* Stored data
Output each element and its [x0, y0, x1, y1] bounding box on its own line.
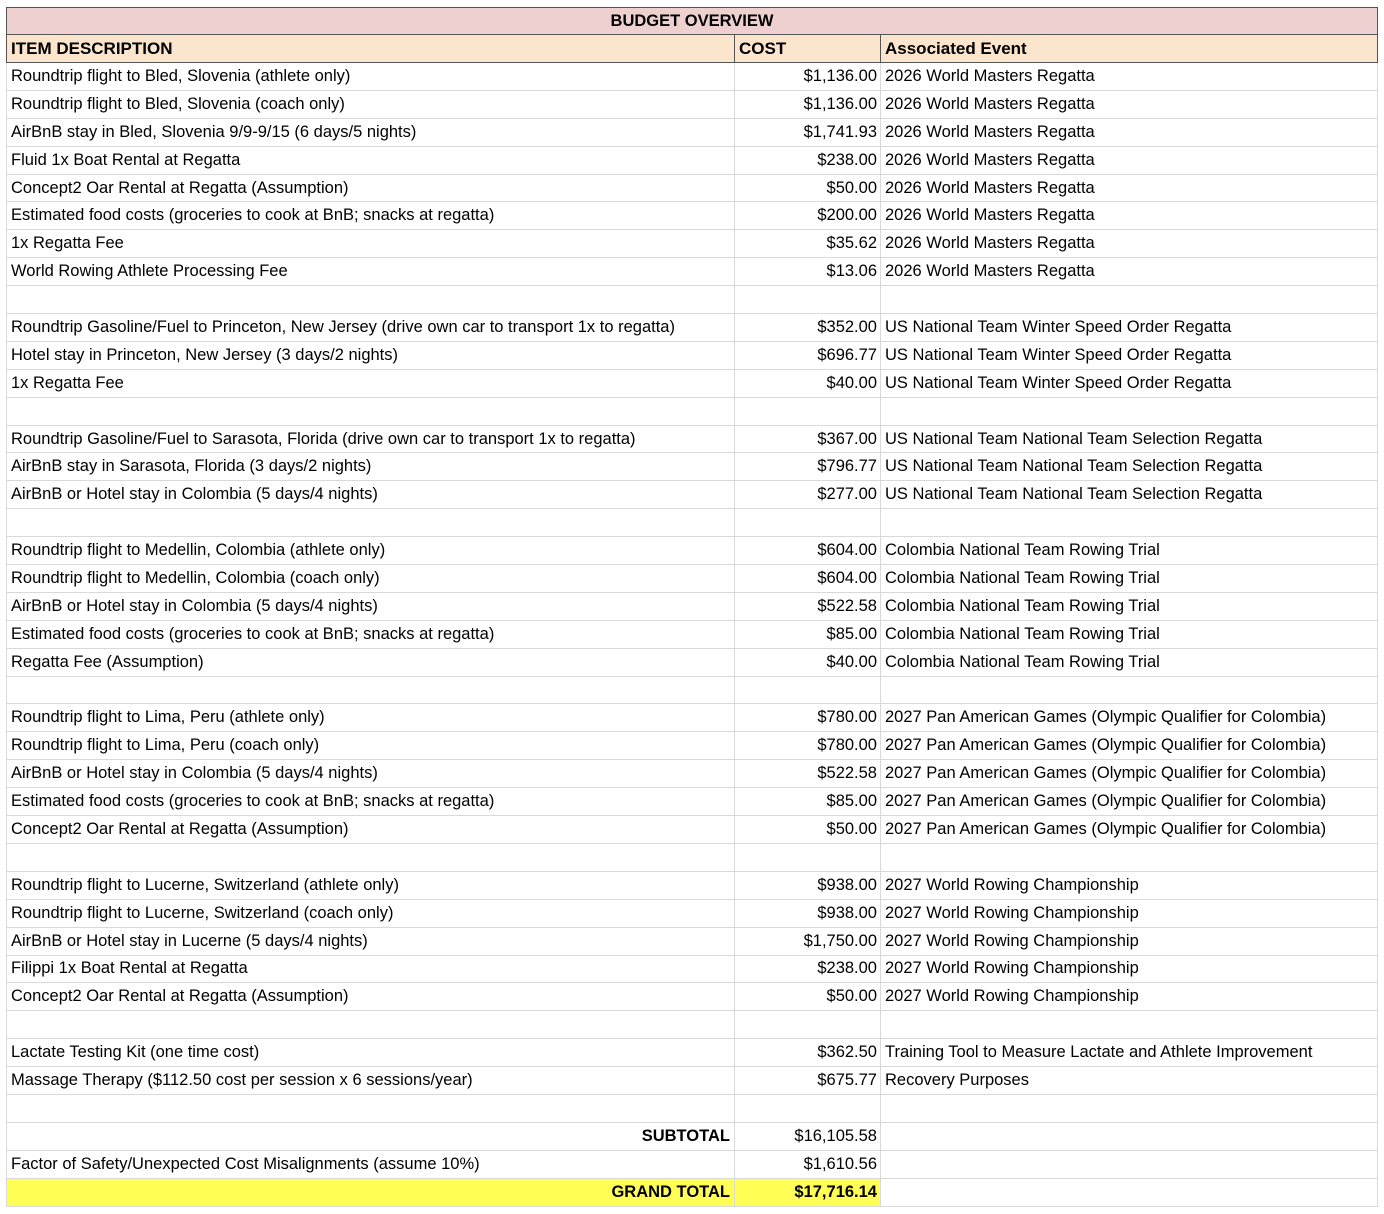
event-cell[interactable]: US National Team Winter Speed Order Regatta	[881, 314, 1378, 341]
cost-cell[interactable]: $522.58	[735, 760, 881, 787]
item-cell[interactable]	[6, 1011, 735, 1038]
table-row	[6, 593, 1378, 621]
table-row	[6, 175, 1378, 203]
item-cell[interactable]: Concept2 Oar Rental at Regatta (Assumption)	[6, 816, 735, 843]
item-cell[interactable]: Roundtrip flight to Lima, Peru (coach only)	[6, 732, 735, 759]
sheet-title[interactable]: BUDGET OVERVIEW	[610, 11, 774, 30]
table-row	[6, 816, 1378, 844]
event-cell[interactable]	[881, 1011, 1378, 1038]
item-cell[interactable]: Roundtrip flight to Medellin, Colombia (athlete only)	[6, 537, 735, 564]
item-cell[interactable]: Regatta Fee (Assumption)	[6, 649, 735, 676]
item-cell[interactable]: AirBnB stay in Sarasota, Florida (3 days/2 nights)	[6, 453, 735, 480]
cost-cell[interactable]: $1,741.93	[735, 119, 881, 146]
item-cell[interactable]: 1x Regatta Fee	[6, 370, 735, 397]
cost-cell[interactable]: $238.00	[735, 147, 881, 174]
table-row	[6, 956, 1378, 984]
event-cell[interactable]: 2027 Pan American Games (Olympic Qualifier for Colombia)	[881, 788, 1378, 815]
table-row	[6, 983, 1378, 1011]
event-cell[interactable]: 2027 Pan American Games (Olympic Qualifier for Colombia)	[881, 760, 1378, 787]
subtotal-value[interactable]: $16,105.58	[735, 1123, 881, 1150]
table-row	[6, 677, 1378, 705]
header-row	[6, 35, 1378, 63]
event-cell[interactable]	[881, 286, 1378, 313]
item-cell[interactable]: Fluid 1x Boat Rental at Regatta	[6, 147, 735, 174]
item-cell[interactable]: Roundtrip flight to Medellin, Colombia (coach only)	[6, 565, 735, 592]
item-cell[interactable]	[6, 286, 735, 313]
event-cell[interactable]: US National Team Winter Speed Order Regatta	[881, 342, 1378, 369]
cost-cell[interactable]: $1,136.00	[735, 63, 881, 90]
event-cell[interactable]: 2026 World Masters Regatta	[881, 119, 1378, 146]
item-cell[interactable]: Estimated food costs (groceries to cook at BnB; snacks at regatta)	[6, 202, 735, 229]
cost-cell[interactable]: $200.00	[735, 202, 881, 229]
item-cell[interactable]: Estimated food costs (groceries to cook at BnB; snacks at regatta)	[6, 788, 735, 815]
item-cell[interactable]: 1x Regatta Fee	[6, 230, 735, 257]
table-row	[6, 565, 1378, 593]
item-cell[interactable]: Roundtrip flight to Bled, Slovenia (athlete only)	[6, 63, 735, 90]
cost-cell[interactable]: $40.00	[735, 649, 881, 676]
cost-cell[interactable]: $367.00	[735, 426, 881, 453]
event-cell[interactable]: Colombia National Team Rowing Trial	[881, 649, 1378, 676]
table-row	[6, 342, 1378, 370]
table-row	[6, 147, 1378, 175]
item-cell[interactable]: AirBnB or Hotel stay in Colombia (5 days/4 nights)	[6, 593, 735, 620]
item-cell[interactable]: AirBnB or Hotel stay in Colombia (5 days/4 nights)	[6, 481, 735, 508]
table-row	[6, 314, 1378, 342]
grand-total-event-cell[interactable]	[881, 1179, 1378, 1206]
cost-cell[interactable]	[735, 286, 881, 313]
table-row	[6, 872, 1378, 900]
item-cell[interactable]	[6, 398, 735, 425]
cost-cell[interactable]: $675.77	[735, 1067, 881, 1094]
event-cell[interactable]	[881, 398, 1378, 425]
item-cell[interactable]: Massage Therapy ($112.50 cost per session x 6 sessions/year)	[6, 1067, 735, 1094]
table-row	[6, 1011, 1378, 1039]
event-cell[interactable]: Recovery Purposes	[881, 1067, 1378, 1094]
subtotal-event-cell[interactable]	[881, 1123, 1378, 1150]
item-cell[interactable]: Concept2 Oar Rental at Regatta (Assumption)	[6, 175, 735, 202]
cost-cell[interactable]: $938.00	[735, 872, 881, 899]
event-cell[interactable]: 2026 World Masters Regatta	[881, 230, 1378, 257]
item-cell[interactable]: AirBnB stay in Bled, Slovenia 9/9-9/15 (6 days/5 nights)	[6, 119, 735, 146]
event-cell[interactable]: 2027 World Rowing Championship	[881, 900, 1378, 927]
table-row	[6, 621, 1378, 649]
cost-cell[interactable]: $40.00	[735, 370, 881, 397]
grand-total-row	[6, 1179, 1378, 1207]
event-cell[interactable]	[881, 677, 1378, 704]
table-row	[6, 230, 1378, 258]
grand-total-value[interactable]: $17,716.14	[735, 1179, 881, 1206]
cost-cell[interactable]: $277.00	[735, 481, 881, 508]
subtotal-label[interactable]: SUBTOTAL	[6, 1123, 735, 1150]
item-cell[interactable]: AirBnB or Hotel stay in Colombia (5 days/4 nights)	[6, 760, 735, 787]
event-cell[interactable]: 2026 World Masters Regatta	[881, 258, 1378, 285]
table-row	[6, 91, 1378, 119]
event-cell[interactable]: 2027 Pan American Games (Olympic Qualifier for Colombia)	[881, 704, 1378, 731]
table-row	[6, 453, 1378, 481]
item-cell[interactable]: Lactate Testing Kit (one time cost)	[6, 1039, 735, 1066]
event-cell[interactable]: 2027 Pan American Games (Olympic Qualifier for Colombia)	[881, 816, 1378, 843]
table-row	[6, 1095, 1378, 1123]
budget-sheet	[6, 7, 1378, 1207]
item-cell[interactable]: Roundtrip flight to Lucerne, Switzerland (athlete only)	[6, 872, 735, 899]
cost-cell[interactable]: $938.00	[735, 900, 881, 927]
cost-cell[interactable]	[735, 1095, 881, 1122]
safety-value[interactable]: $1,610.56	[735, 1151, 881, 1178]
table-row	[6, 788, 1378, 816]
table-row	[6, 928, 1378, 956]
cost-cell[interactable]: $50.00	[735, 983, 881, 1010]
event-cell[interactable]: 2026 World Masters Regatta	[881, 175, 1378, 202]
header-item-description[interactable]: ITEM DESCRIPTION	[6, 35, 735, 62]
item-cell[interactable]: Roundtrip Gasoline/Fuel to Sarasota, Florida (drive own car to transport 1x to regatta)	[6, 426, 735, 453]
event-cell[interactable]	[881, 844, 1378, 871]
table-row	[6, 370, 1378, 398]
cost-cell[interactable]: $1,136.00	[735, 91, 881, 118]
event-cell[interactable]: 2026 World Masters Regatta	[881, 91, 1378, 118]
cost-cell[interactable]: $13.06	[735, 258, 881, 285]
item-cell[interactable]: Roundtrip flight to Lima, Peru (athlete only)	[6, 704, 735, 731]
table-row	[6, 286, 1378, 314]
event-cell[interactable]: 2027 World Rowing Championship	[881, 983, 1378, 1010]
event-cell[interactable]: Colombia National Team Rowing Trial	[881, 593, 1378, 620]
event-cell[interactable]: US National Team National Team Selection Regatta	[881, 481, 1378, 508]
event-cell[interactable]: Colombia National Team Rowing Trial	[881, 537, 1378, 564]
event-cell[interactable]: 2026 World Masters Regatta	[881, 147, 1378, 174]
table-row	[6, 63, 1378, 91]
cost-cell[interactable]: $796.77	[735, 453, 881, 480]
event-cell[interactable]: 2027 Pan American Games (Olympic Qualifier for Colombia)	[881, 732, 1378, 759]
item-cell[interactable]: AirBnB or Hotel stay in Lucerne (5 days/4 nights)	[6, 928, 735, 955]
event-cell[interactable]: US National Team National Team Selection Regatta	[881, 453, 1378, 480]
item-cell[interactable]: Estimated food costs (groceries to cook at BnB; snacks at regatta)	[6, 621, 735, 648]
event-cell[interactable]: 2027 World Rowing Championship	[881, 928, 1378, 955]
event-cell[interactable]	[881, 509, 1378, 536]
safety-row	[6, 1151, 1378, 1179]
table-row	[6, 481, 1378, 509]
item-cell[interactable]	[6, 509, 735, 536]
event-cell[interactable]: Colombia National Team Rowing Trial	[881, 621, 1378, 648]
cost-cell[interactable]: $522.58	[735, 593, 881, 620]
table-row	[6, 900, 1378, 928]
table-row	[6, 732, 1378, 760]
cost-cell[interactable]: $35.62	[735, 230, 881, 257]
event-cell[interactable]: 2026 World Masters Regatta	[881, 63, 1378, 90]
event-cell[interactable]: 2027 World Rowing Championship	[881, 956, 1378, 983]
table-row	[6, 119, 1378, 147]
item-cell[interactable]	[6, 677, 735, 704]
table-row	[6, 509, 1378, 537]
event-cell[interactable]: Training Tool to Measure Lactate and Athlete Improvement	[881, 1039, 1378, 1066]
safety-label[interactable]: Factor of Safety/Unexpected Cost Misalignments (assume 10%)	[6, 1151, 735, 1178]
event-cell[interactable]: 2026 World Masters Regatta	[881, 202, 1378, 229]
table-row	[6, 760, 1378, 788]
table-row	[6, 844, 1378, 872]
cost-cell[interactable]: $696.77	[735, 342, 881, 369]
item-cell[interactable]: Roundtrip flight to Bled, Slovenia (coach only)	[6, 91, 735, 118]
cost-cell[interactable]	[735, 509, 881, 536]
table-row	[6, 202, 1378, 230]
cost-cell[interactable]: $1,750.00	[735, 928, 881, 955]
item-cell[interactable]: Concept2 Oar Rental at Regatta (Assumption)	[6, 983, 735, 1010]
cost-cell[interactable]: $85.00	[735, 788, 881, 815]
cost-cell[interactable]	[735, 1011, 881, 1038]
header-associated-event[interactable]: Associated Event	[881, 35, 1378, 62]
event-cell[interactable]: 2027 World Rowing Championship	[881, 872, 1378, 899]
cost-cell[interactable]: $352.00	[735, 314, 881, 341]
item-cell[interactable]: Hotel stay in Princeton, New Jersey (3 days/2 nights)	[6, 342, 735, 369]
event-cell[interactable]: US National Team National Team Selection Regatta	[881, 426, 1378, 453]
cost-cell[interactable]	[735, 398, 881, 425]
table-row	[6, 649, 1378, 677]
item-cell[interactable]: Roundtrip flight to Lucerne, Switzerland (coach only)	[6, 900, 735, 927]
cost-cell[interactable]: $604.00	[735, 537, 881, 564]
cost-cell[interactable]	[735, 844, 881, 871]
cost-cell[interactable]: $50.00	[735, 175, 881, 202]
item-cell[interactable]	[6, 844, 735, 871]
event-cell[interactable]: US National Team Winter Speed Order Regatta	[881, 370, 1378, 397]
table-row	[6, 537, 1378, 565]
event-cell[interactable]	[881, 1095, 1378, 1122]
table-row	[6, 704, 1378, 732]
item-cell[interactable]	[6, 1095, 735, 1122]
item-cell[interactable]: World Rowing Athlete Processing Fee	[6, 258, 735, 285]
safety-event-cell[interactable]	[881, 1151, 1378, 1178]
cost-cell[interactable]: $362.50	[735, 1039, 881, 1066]
item-cell[interactable]: Roundtrip Gasoline/Fuel to Princeton, New Jersey (drive own car to transport 1x to regatta)	[6, 314, 735, 341]
event-cell[interactable]: Colombia National Team Rowing Trial	[881, 565, 1378, 592]
cost-cell[interactable]: $604.00	[735, 565, 881, 592]
table-row	[6, 426, 1378, 454]
cost-cell[interactable]: $780.00	[735, 732, 881, 759]
cost-cell[interactable]: $50.00	[735, 816, 881, 843]
cost-cell[interactable]: $85.00	[735, 621, 881, 648]
budget-rows	[6, 63, 1378, 1123]
cost-cell[interactable]: $780.00	[735, 704, 881, 731]
header-cost[interactable]: COST	[735, 35, 881, 62]
table-row	[6, 398, 1378, 426]
title-row	[6, 7, 1378, 35]
cost-cell[interactable]	[735, 677, 881, 704]
table-row	[6, 1039, 1378, 1067]
table-row	[6, 258, 1378, 286]
table-row	[6, 1067, 1378, 1095]
grand-total-label[interactable]: GRAND TOTAL	[6, 1179, 735, 1206]
subtotal-row	[6, 1123, 1378, 1151]
cost-cell[interactable]: $238.00	[735, 956, 881, 983]
item-cell[interactable]: Filippi 1x Boat Rental at Regatta	[6, 956, 735, 983]
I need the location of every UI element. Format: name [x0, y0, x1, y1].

* Goal
Copy out the data from the line with "314, 1378, 341]" to the line with "816, 1378, 844]", exactly as those lines appear.

* Written answer
event-cell[interactable]: US National Team Winter Speed Order Regatta	[881, 314, 1378, 341]
cost-cell[interactable]: $522.58	[735, 760, 881, 787]
item-cell[interactable]	[6, 1011, 735, 1038]
table-row	[6, 593, 1378, 621]
table-row	[6, 175, 1378, 203]
item-cell[interactable]: Concept2 Oar Rental at Regatta (Assumption)	[6, 816, 735, 843]
item-cell[interactable]: Roundtrip flight to Lima, Peru (coach only)	[6, 732, 735, 759]
sheet-title[interactable]: BUDGET OVERVIEW	[610, 11, 774, 30]
table-row	[6, 816, 1378, 844]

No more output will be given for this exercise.